WRITTEN EXERCISE 1 –
What two ratings did the EPA give the Nissan Leaf, according to the Nissan LEAF article?
WRITTEN EXERCISE 2 –
Pick up the Nissan LEAF article after its final sentence and keep writing it.

DOCUMENT SEGMENT –
Introducing the Nissan LEAF Electric Car

Finally! An Electric Car for Consumers

The highly anticipated Nissan LEAF started selling in December 2010. For years, there has been talk of alternative energy vehicles to help wean the U.S. off foreign oil dependence, as well as to clear the air of high levels of greenhouse gas emissions worldwide.

While electric cars are nothing new, selling them mainstream certainly is. Years ago, GM was accused of "killing" the electric car, and naysayers have flooded the airwaves and chat rooms with talk of gutless, slow cars that can hardly even get you across town, let alone from state to state.

Today, however, the 2011 Nissan LEAF is one of several new electric vehicles to hit auto showrooms. The Nissan LEAF is a 100% electric car, not a plug in electric hybrid like the Chevy Volt.

Will this model show us the way to becoming energy independent, or will we choke with range anxiety and continue to forego turning over a new leaf?

The 2011 Nissan LEAF electric car
The 2011 Nissan LEAF electric car | Source

About the Nissan Leaf

About the NIssan LEAF Electric Car

Deliveries of the 2011 Nissan LEAF began in mid-December 2010 to customers that had pre-ordered the electric car, and the car hit showrooms in five states in the U.S. The United States Environmental Protection Agency (EPA) rated the Nissan Leaf as "Best in Class" for energy efficiency and "Best of the Environment" based on its lack of tailpipe emissions.

DATA EXCERPTS –
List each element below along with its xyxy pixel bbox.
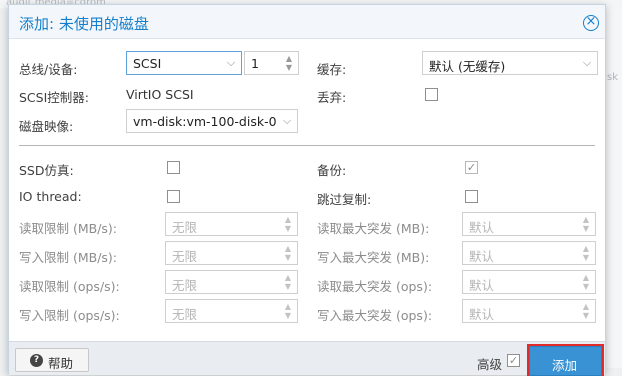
spinner-arrows-icon[interactable]: ▲ ▼: [579, 273, 593, 291]
backup-checkbox[interactable]: ✓: [465, 161, 478, 174]
ssd-emulation-label: SSD仿真:: [19, 163, 74, 178]
disk-image-value: vm-disk:vm-100-disk-0: [133, 114, 277, 129]
dialog-footer: ? 帮助 高级 ✓ 添加: [9, 341, 605, 376]
skip-replication-checkbox[interactable]: [465, 190, 478, 203]
write-limit-mbs-placeholder: 无限: [172, 249, 198, 264]
help-button[interactable]: ? 帮助: [15, 348, 89, 372]
write-burst-mb-placeholder: 默认: [469, 249, 495, 264]
bus-select-value: SCSI: [133, 56, 162, 71]
cache-select[interactable]: 默认 (无缓存) ⌵: [422, 51, 598, 75]
write-burst-ops-field[interactable]: 默认 ▲ ▼: [462, 299, 596, 323]
read-burst-ops-label: 读取最大突发 (ops):: [317, 279, 433, 294]
background-edge-panel: sk: [604, 8, 622, 368]
write-burst-mb-field[interactable]: 默认 ▲ ▼: [462, 241, 596, 265]
discard-label: 丢弃:: [317, 90, 347, 105]
read-burst-ops-field[interactable]: 默认 ▲ ▼: [462, 270, 596, 294]
read-burst-ops-placeholder: 默认: [469, 278, 495, 293]
spin-up-icon[interactable]: ▲: [284, 54, 294, 63]
cache-label: 缓存:: [317, 62, 347, 77]
write-limit-mbs-field[interactable]: 无限 ▲ ▼: [165, 241, 298, 265]
spin-down-icon[interactable]: ▼: [284, 63, 294, 72]
read-burst-mb-field[interactable]: 默认 ▲ ▼: [462, 212, 596, 236]
spinner-arrows-icon[interactable]: ▲ ▼: [281, 244, 295, 262]
device-number-spinner[interactable]: 1 ▲ ▼: [244, 51, 299, 75]
add-button[interactable]: 添加: [527, 344, 604, 376]
discard-checkbox[interactable]: [425, 88, 438, 101]
read-limit-ops-placeholder: 无限: [172, 278, 198, 293]
write-limit-ops-placeholder: 无限: [172, 307, 198, 322]
spinner-arrows-icon[interactable]: ▲ ▼: [281, 273, 295, 291]
close-icon[interactable]: ×: [583, 15, 599, 31]
device-number-value: 1: [251, 56, 259, 71]
question-circle-icon: ?: [30, 354, 43, 367]
scsi-controller-value: VirtIO SCSI: [126, 87, 194, 102]
spinner-arrows-icon[interactable]: ▲ ▼: [579, 302, 593, 320]
spinner-arrows-icon[interactable]: ▲ ▼: [579, 215, 593, 233]
read-limit-ops-label: 读取限制 (ops/s):: [19, 279, 120, 294]
write-burst-ops-label: 写入最大突发 (ops):: [317, 308, 433, 323]
disk-image-label: 磁盘映像:: [19, 119, 74, 134]
read-limit-mbs-label: 读取限制 (MB/s):: [19, 221, 118, 236]
read-burst-mb-placeholder: 默认: [469, 220, 495, 235]
cache-select-value: 默认 (无缓存): [429, 59, 506, 74]
write-limit-mbs-label: 写入限制 (MB/s):: [19, 250, 118, 265]
dialog-titlebar: 添加: 未使用的磁盘 ×: [9, 5, 605, 39]
backup-label: 备份:: [317, 163, 347, 178]
bus-device-label: 总线/设备:: [19, 62, 78, 77]
advanced-divider: [19, 145, 595, 146]
write-limit-ops-field[interactable]: 无限 ▲ ▼: [165, 299, 298, 323]
advanced-label: 高级: [477, 357, 503, 372]
dialog-title: 添加: 未使用的磁盘: [19, 15, 149, 33]
disk-image-select[interactable]: vm-disk:vm-100-disk-0 ⌵: [126, 109, 298, 133]
skip-replication-label: 跳过复制:: [317, 192, 372, 207]
background-side-text: sk: [607, 72, 619, 83]
spinner-arrows-icon[interactable]: ▲ ▼: [579, 244, 593, 262]
advanced-checkbox[interactable]: ✓: [507, 354, 520, 367]
scsi-controller-label: SCSI控制器:: [19, 90, 89, 105]
read-burst-mb-label: 读取最大突发 (MB):: [317, 221, 430, 236]
chevron-down-icon[interactable]: ⌵: [277, 110, 297, 132]
write-burst-ops-placeholder: 默认: [469, 307, 495, 322]
write-limit-ops-label: 写入限制 (ops/s):: [19, 308, 120, 323]
read-limit-mbs-placeholder: 无限: [172, 220, 198, 235]
bus-select[interactable]: SCSI ⌵: [126, 51, 242, 75]
io-thread-label: IO thread:: [19, 189, 82, 204]
read-limit-ops-field[interactable]: 无限 ▲ ▼: [165, 270, 298, 294]
write-burst-mb-label: 写入最大突发 (MB):: [317, 250, 430, 265]
add-disk-dialog: 添加: 未使用的磁盘 × 总线/设备: SCSI ⌵ 1 ▲ ▼ 缓存: 默认 …: [8, 4, 606, 376]
help-button-label: 帮助: [48, 356, 74, 371]
ssd-emulation-checkbox[interactable]: [167, 161, 180, 174]
add-button-label: 添加: [552, 358, 578, 373]
spinner-arrows-icon[interactable]: ▲ ▼: [281, 215, 295, 233]
spinner-arrows-icon[interactable]: ▲ ▼: [281, 302, 295, 320]
io-thread-checkbox[interactable]: [167, 190, 180, 203]
read-limit-mbs-field[interactable]: 无限 ▲ ▼: [165, 212, 298, 236]
chevron-down-icon[interactable]: ⌵: [221, 52, 241, 74]
spinner-arrows-icon[interactable]: ▲ ▼: [282, 54, 296, 72]
chevron-down-icon[interactable]: ⌵: [577, 52, 597, 74]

RESULT 1 –
"Best in Class" for energy efficiency and "Best of the Environment" for its lack of tailpipe emissions.

RESULT 2 –
The Nissan LEAF is the world's first mass-produced 100% electric vehicle. Nissan claims that the LEAF is the most energy efficient vehicle available today with an estimated equivalent of 99 miles per gallon. As stated on the insideline.com review of the Nissan LEAF:

The 2011 Nissan Leaf is not a low-volume slice of automotive exotica like a Tesla Roadster, nor is it an electrified version of a conventional gasoline car like the Mitsubishi i MiEV, and it is certainly not a plug-in hybrid like a Chevrolet Volt or a conventional hybrid like a Toyota Prius. The 2011 Nissan Leaf is a brand-new, purpose-built, mass-produced, battery-powered family car and, as such, the very first of its kind in the world.

  • Power: 100% electric, no gasoline - runs on 48 lithium-ion battery modules mounted under floor
  • MSRP Cost: $32,780 with starting cost of $25,280 including tax incentives of $7,500
  • Seats: 5 adults (2 front, 3 back); the Nissan LEAF has a spacious interior cabin
  • Electronic Dashboard includes state-of-the-art graphics that include information on how much power is remaining in the batteries
  • Maximum torque is always and instantly available, which means that the LEAF has a mid-range punch on par with a sedan powered by a 2.5-liter V6

How does the Nissan Leaf Drive?

Sleek and emissions free:  the 2011 Nissan LEAF
Sleek and emissions free: the 2011 Nissan LEAF | Source

Learn About the 2011 Nissan LEAF Directly

Why not test drive or purchase a new Nissan LEAF for yourself. As of the date of this publication, more than 20,000 people reserved one of these new electric cars, which number even exceeded the expectations of Nissan.

Finally, why not participate directly in the reviews of Nissan LEAF cars? Join the online panel group, and give your feedback through online surveys, or invitations to focus groups and/or interviews about once a month.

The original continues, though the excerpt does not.